::: Data for processing :::

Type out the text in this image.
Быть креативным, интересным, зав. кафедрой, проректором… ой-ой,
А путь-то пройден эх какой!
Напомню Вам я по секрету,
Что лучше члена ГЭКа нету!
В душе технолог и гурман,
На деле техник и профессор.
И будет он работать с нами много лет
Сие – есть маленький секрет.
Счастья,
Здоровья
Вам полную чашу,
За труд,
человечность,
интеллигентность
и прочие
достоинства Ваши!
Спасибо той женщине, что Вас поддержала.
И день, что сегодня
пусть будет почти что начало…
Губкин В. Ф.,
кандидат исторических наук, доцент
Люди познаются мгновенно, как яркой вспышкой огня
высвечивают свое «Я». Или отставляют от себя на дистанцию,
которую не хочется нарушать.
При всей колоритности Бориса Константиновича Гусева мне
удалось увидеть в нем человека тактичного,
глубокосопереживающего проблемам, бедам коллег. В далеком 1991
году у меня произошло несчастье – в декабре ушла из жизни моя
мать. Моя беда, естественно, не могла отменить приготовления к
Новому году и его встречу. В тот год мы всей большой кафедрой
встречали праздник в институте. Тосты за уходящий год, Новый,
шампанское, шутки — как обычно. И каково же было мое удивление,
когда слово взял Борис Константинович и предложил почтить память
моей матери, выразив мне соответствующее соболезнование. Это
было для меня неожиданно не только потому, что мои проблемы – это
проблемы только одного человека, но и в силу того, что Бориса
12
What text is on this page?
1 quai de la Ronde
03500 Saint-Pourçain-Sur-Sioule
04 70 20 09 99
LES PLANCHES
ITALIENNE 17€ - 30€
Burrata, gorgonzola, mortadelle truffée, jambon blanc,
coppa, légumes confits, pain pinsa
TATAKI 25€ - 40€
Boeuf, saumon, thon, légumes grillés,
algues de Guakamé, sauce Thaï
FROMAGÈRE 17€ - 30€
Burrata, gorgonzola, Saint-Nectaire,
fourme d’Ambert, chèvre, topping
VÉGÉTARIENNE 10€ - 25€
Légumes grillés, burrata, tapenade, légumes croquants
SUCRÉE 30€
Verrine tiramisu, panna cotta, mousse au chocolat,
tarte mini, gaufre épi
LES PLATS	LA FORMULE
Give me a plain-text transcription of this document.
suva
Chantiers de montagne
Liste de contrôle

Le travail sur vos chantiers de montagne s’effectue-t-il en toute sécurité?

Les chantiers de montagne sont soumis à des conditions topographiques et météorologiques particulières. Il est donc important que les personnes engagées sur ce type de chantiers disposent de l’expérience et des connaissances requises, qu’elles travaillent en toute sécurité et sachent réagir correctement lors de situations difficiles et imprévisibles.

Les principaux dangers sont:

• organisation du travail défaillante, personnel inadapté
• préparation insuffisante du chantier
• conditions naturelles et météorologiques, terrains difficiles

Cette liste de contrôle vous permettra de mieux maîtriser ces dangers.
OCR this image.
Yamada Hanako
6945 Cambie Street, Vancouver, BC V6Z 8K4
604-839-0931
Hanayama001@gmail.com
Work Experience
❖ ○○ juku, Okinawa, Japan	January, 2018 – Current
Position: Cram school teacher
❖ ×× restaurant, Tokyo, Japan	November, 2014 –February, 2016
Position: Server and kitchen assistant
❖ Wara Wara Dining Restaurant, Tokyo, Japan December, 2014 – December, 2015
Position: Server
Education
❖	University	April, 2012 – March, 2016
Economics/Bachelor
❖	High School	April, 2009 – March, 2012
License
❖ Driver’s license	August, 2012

:::

Work to be completed>
Filter the entries down to the lines with the word "Server" in them.

Result>
Position: Server and kitchen assistant
Position: Server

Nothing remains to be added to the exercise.